> _EXERCISE MATERIALS_

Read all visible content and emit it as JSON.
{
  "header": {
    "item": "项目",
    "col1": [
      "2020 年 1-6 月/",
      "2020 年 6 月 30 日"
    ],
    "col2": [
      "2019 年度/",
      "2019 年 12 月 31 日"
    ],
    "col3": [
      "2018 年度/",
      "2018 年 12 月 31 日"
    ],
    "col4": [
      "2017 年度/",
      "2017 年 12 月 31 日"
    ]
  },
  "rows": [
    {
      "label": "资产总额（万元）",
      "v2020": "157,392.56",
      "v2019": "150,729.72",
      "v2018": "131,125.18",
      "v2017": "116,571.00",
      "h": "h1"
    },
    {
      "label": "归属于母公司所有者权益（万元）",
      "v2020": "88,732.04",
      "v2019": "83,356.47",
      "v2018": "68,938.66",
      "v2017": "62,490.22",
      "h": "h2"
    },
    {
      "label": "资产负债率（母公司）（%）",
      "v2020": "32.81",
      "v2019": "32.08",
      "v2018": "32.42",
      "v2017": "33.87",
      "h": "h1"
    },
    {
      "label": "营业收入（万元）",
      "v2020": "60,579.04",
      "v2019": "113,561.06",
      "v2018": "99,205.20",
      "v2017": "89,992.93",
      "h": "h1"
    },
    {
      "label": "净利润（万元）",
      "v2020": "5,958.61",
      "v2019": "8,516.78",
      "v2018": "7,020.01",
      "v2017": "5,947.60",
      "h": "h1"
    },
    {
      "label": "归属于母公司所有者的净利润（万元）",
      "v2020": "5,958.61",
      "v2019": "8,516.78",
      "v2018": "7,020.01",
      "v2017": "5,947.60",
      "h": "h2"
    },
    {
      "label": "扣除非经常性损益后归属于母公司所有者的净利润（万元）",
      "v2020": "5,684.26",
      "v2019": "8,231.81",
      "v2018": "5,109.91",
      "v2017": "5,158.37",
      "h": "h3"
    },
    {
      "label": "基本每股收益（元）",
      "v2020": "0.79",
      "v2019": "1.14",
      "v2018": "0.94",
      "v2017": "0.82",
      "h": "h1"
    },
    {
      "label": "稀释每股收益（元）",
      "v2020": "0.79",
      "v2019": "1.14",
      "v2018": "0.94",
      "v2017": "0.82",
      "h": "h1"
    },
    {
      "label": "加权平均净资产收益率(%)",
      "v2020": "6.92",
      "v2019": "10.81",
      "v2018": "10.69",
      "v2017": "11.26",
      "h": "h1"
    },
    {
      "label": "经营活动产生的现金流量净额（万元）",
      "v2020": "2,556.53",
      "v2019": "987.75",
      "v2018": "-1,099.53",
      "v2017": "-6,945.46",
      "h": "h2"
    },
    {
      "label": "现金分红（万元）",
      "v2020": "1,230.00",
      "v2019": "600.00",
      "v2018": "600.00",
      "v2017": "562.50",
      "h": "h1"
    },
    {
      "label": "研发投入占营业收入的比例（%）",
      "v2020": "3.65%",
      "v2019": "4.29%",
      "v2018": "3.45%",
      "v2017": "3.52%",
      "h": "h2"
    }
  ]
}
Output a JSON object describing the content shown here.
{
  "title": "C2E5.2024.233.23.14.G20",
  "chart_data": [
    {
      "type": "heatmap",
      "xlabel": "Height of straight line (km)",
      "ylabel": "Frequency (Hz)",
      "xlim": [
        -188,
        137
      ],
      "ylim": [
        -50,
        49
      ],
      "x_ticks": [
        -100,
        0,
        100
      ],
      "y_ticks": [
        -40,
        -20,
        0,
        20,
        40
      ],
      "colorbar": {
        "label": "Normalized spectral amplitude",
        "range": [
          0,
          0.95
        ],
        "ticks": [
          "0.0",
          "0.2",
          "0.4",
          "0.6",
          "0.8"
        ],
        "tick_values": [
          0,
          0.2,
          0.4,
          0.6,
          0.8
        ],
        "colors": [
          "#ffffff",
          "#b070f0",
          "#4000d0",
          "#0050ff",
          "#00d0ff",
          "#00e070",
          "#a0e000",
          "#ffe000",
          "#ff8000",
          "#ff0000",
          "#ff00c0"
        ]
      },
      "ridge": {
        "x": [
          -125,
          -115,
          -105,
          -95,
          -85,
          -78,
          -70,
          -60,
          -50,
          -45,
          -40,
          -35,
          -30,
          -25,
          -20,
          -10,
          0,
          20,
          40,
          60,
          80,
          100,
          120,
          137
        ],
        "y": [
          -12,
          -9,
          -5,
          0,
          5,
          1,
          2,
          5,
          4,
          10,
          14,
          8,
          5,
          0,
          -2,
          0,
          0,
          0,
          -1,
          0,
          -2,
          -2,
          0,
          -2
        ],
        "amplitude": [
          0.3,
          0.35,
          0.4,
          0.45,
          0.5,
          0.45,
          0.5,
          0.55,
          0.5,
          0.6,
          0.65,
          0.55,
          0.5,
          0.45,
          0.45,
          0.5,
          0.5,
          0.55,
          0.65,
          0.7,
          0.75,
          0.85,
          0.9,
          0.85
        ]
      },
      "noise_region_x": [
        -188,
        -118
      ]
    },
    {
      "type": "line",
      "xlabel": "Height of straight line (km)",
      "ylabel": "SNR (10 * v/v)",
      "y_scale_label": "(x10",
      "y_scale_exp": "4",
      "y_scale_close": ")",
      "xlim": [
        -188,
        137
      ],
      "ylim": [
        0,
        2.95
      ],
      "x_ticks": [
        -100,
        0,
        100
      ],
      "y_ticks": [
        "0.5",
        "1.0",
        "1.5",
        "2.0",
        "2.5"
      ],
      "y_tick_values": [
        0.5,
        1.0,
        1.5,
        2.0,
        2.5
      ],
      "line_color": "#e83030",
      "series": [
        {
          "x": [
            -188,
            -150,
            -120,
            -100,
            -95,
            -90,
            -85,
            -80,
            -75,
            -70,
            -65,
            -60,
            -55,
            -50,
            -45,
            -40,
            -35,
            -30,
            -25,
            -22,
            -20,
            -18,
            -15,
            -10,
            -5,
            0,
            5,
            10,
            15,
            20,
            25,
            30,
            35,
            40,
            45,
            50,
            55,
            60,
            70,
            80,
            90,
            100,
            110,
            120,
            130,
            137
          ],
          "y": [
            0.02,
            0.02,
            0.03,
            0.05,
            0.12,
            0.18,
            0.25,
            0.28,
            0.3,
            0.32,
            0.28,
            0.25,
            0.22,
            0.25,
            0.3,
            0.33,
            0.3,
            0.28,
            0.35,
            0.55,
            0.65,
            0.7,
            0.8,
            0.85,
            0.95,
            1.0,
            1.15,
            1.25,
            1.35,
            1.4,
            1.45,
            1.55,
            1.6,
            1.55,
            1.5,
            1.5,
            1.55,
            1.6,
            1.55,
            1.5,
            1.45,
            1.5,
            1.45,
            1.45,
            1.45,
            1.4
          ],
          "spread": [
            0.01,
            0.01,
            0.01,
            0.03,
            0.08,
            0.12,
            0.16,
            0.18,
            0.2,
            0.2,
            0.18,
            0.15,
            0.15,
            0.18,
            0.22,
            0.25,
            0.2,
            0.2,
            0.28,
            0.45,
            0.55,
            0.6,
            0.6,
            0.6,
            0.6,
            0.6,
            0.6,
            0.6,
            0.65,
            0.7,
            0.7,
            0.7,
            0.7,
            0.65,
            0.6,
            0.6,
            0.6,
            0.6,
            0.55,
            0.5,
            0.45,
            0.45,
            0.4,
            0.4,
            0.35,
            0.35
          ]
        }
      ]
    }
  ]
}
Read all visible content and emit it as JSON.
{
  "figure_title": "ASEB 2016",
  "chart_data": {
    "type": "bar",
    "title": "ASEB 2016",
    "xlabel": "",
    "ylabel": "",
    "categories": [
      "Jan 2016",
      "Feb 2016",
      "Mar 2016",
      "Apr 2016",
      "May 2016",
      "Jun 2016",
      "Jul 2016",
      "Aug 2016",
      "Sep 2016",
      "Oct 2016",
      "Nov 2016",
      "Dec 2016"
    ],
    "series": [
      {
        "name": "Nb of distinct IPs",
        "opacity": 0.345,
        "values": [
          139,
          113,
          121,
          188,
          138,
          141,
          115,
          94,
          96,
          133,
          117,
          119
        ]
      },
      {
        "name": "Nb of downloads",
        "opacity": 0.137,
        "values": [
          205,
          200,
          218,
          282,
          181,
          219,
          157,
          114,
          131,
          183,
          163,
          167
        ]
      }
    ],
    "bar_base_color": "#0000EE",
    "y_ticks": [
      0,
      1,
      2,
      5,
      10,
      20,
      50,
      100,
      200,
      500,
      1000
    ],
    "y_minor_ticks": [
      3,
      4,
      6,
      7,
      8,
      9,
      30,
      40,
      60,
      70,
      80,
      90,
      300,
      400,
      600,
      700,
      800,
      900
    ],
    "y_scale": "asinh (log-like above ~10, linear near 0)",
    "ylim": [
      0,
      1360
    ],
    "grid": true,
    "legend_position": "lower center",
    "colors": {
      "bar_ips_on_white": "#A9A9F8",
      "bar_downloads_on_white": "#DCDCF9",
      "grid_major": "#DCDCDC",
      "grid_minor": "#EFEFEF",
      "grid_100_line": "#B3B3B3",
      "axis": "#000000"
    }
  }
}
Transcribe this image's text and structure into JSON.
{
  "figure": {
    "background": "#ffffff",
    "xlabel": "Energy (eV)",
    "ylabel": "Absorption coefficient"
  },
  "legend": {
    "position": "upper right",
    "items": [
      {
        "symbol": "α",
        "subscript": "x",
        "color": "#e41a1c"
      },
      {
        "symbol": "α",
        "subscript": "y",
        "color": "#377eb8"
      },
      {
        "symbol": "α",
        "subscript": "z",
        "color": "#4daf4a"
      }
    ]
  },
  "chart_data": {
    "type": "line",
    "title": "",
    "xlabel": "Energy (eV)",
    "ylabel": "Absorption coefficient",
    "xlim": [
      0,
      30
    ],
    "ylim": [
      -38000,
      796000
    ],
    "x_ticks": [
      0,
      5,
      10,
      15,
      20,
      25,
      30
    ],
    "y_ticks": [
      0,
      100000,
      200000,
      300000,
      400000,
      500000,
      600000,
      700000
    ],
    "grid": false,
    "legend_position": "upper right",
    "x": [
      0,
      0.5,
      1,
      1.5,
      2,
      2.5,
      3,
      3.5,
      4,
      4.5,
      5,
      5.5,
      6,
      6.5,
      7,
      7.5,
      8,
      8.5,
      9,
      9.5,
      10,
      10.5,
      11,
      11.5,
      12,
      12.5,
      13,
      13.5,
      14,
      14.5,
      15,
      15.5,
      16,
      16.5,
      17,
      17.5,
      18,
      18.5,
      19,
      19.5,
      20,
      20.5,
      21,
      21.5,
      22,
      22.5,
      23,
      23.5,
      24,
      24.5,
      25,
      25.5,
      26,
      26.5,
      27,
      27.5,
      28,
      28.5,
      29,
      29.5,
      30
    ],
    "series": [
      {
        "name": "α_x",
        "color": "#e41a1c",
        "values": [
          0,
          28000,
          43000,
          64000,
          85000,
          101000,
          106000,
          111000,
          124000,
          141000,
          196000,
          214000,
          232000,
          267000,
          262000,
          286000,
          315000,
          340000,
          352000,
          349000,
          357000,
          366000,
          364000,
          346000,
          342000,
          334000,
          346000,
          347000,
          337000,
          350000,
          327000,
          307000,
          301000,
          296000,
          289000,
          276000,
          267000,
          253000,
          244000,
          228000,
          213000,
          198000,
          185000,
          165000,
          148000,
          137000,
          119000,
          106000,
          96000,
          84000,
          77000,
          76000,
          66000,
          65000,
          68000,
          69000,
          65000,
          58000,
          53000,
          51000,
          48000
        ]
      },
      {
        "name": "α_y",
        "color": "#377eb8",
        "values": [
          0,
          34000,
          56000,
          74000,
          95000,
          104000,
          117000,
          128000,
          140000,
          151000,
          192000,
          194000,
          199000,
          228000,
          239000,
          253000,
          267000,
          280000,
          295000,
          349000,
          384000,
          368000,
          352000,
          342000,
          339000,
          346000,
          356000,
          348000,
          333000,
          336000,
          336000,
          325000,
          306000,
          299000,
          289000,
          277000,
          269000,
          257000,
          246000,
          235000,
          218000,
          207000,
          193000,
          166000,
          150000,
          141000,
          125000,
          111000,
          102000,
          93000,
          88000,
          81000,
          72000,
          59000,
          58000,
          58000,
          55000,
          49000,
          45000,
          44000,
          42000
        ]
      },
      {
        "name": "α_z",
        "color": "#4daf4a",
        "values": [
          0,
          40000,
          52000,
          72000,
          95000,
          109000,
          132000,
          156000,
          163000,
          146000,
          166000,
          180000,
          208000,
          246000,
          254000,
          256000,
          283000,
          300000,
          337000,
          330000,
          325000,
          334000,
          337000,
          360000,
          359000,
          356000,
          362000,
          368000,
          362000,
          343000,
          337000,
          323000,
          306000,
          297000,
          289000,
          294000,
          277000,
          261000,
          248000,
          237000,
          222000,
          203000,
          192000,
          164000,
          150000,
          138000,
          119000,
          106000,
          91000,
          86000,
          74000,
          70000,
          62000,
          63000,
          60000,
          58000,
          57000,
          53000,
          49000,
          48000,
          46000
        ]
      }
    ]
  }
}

> _GIVEN INSTRUCTION_
Show the lines of the data that hold the word "ASEB".

> _RESULT_
  "figure_title": "ASEB 2016",
    "title": "ASEB 2016",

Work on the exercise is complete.